Document page transcript entries:
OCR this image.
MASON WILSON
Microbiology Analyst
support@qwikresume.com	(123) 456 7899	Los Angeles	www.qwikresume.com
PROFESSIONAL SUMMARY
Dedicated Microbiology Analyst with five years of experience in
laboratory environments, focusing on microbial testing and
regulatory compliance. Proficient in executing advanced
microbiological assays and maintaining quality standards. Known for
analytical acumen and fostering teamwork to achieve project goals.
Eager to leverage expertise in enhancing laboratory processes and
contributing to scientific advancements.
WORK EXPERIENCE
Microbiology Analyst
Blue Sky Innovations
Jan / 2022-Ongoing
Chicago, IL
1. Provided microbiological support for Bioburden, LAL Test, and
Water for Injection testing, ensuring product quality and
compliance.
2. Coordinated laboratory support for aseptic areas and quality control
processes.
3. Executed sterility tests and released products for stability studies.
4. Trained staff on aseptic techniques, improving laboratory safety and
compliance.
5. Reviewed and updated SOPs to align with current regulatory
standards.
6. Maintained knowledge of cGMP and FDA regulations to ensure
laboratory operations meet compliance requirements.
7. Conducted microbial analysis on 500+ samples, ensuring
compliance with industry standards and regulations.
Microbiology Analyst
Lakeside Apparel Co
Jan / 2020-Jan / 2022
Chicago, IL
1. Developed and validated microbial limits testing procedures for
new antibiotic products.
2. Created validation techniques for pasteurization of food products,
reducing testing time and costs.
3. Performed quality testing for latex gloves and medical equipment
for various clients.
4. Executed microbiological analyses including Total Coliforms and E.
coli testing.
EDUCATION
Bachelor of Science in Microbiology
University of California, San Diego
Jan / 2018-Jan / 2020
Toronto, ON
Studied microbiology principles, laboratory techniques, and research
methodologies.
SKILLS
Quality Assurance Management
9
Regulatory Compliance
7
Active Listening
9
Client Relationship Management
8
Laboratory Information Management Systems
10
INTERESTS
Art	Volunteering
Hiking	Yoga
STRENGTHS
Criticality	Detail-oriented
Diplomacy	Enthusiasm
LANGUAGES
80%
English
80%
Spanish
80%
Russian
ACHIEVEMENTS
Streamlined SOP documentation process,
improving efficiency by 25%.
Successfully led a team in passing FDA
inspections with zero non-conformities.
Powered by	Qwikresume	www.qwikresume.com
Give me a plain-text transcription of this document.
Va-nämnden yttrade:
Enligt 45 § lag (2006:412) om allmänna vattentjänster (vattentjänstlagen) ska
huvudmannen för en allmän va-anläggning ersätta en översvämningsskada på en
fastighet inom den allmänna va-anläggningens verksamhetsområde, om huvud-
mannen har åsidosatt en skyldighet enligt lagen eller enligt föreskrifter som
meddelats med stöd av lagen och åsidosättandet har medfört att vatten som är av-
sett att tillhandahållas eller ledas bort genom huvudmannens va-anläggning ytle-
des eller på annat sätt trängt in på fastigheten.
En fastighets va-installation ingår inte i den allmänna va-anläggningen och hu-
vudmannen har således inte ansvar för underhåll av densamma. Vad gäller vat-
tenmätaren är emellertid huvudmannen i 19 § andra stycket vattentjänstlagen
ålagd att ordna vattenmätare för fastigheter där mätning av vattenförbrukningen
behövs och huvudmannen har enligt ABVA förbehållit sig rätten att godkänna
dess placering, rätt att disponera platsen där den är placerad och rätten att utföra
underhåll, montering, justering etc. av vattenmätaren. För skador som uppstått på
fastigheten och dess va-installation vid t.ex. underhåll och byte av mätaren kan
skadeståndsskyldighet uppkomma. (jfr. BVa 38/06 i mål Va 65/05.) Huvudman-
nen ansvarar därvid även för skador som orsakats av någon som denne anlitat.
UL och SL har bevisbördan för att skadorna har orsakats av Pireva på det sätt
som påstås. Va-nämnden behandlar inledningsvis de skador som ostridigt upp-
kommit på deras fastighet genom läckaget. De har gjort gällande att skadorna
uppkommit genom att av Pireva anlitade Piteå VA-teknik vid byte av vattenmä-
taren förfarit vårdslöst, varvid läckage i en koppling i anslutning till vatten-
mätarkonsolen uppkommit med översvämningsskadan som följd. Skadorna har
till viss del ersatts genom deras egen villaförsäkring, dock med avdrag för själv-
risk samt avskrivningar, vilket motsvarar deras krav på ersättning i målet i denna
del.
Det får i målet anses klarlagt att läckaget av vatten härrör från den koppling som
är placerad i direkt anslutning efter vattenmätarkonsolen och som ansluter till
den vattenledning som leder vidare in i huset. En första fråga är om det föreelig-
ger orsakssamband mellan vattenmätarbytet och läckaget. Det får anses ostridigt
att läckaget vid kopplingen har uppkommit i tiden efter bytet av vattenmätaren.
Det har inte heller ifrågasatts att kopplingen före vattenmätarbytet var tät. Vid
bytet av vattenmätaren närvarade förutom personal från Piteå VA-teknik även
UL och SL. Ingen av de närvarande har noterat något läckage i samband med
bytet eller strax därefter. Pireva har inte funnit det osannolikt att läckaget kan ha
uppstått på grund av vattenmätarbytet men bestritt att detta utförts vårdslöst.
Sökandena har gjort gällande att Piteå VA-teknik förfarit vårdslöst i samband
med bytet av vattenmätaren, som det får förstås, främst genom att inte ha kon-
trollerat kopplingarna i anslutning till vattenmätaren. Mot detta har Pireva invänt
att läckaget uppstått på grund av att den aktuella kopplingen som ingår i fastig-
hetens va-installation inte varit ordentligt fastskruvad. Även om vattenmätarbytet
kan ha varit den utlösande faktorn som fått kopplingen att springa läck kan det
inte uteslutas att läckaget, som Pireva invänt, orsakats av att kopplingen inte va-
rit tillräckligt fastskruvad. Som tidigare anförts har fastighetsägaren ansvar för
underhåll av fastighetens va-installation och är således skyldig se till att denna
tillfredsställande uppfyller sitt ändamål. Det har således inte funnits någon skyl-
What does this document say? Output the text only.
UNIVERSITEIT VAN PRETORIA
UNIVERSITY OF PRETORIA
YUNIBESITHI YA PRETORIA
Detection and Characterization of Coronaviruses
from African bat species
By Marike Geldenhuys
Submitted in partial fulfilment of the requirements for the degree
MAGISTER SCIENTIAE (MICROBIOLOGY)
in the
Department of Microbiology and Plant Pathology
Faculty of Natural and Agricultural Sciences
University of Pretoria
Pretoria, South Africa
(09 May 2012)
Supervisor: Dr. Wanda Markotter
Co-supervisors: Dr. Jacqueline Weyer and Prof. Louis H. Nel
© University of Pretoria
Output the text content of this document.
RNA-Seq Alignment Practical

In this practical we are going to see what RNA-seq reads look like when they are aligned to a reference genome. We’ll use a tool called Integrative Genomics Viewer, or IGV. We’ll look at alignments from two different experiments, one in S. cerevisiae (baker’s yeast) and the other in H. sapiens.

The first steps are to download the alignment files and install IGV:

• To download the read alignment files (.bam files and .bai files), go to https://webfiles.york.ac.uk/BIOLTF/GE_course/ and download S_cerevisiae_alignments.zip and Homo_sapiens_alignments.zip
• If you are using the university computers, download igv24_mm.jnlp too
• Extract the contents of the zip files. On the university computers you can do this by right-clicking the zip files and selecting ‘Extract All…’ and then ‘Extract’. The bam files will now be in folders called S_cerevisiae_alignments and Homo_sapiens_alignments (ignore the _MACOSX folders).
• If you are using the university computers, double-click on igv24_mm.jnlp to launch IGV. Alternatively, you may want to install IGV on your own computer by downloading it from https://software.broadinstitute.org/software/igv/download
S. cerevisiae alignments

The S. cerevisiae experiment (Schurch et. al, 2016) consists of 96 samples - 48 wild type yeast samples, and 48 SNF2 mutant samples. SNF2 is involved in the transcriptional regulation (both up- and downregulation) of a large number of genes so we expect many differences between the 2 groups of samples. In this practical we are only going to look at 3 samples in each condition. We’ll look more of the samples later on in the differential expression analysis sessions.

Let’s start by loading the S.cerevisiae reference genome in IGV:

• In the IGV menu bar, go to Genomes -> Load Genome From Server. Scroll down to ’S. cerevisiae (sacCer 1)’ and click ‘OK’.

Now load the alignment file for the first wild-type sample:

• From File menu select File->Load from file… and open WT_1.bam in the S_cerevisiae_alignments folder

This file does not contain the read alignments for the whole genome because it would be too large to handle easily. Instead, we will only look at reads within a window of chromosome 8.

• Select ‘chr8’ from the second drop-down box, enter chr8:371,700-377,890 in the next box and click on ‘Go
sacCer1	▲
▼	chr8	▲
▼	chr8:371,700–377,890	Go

[The task]
What lines above contain the word "requirements"? Please copy each one.

[Task answer]
laboratory operations meet compliance requirements.
Submitted in partial fulfilment of the requirements for the degree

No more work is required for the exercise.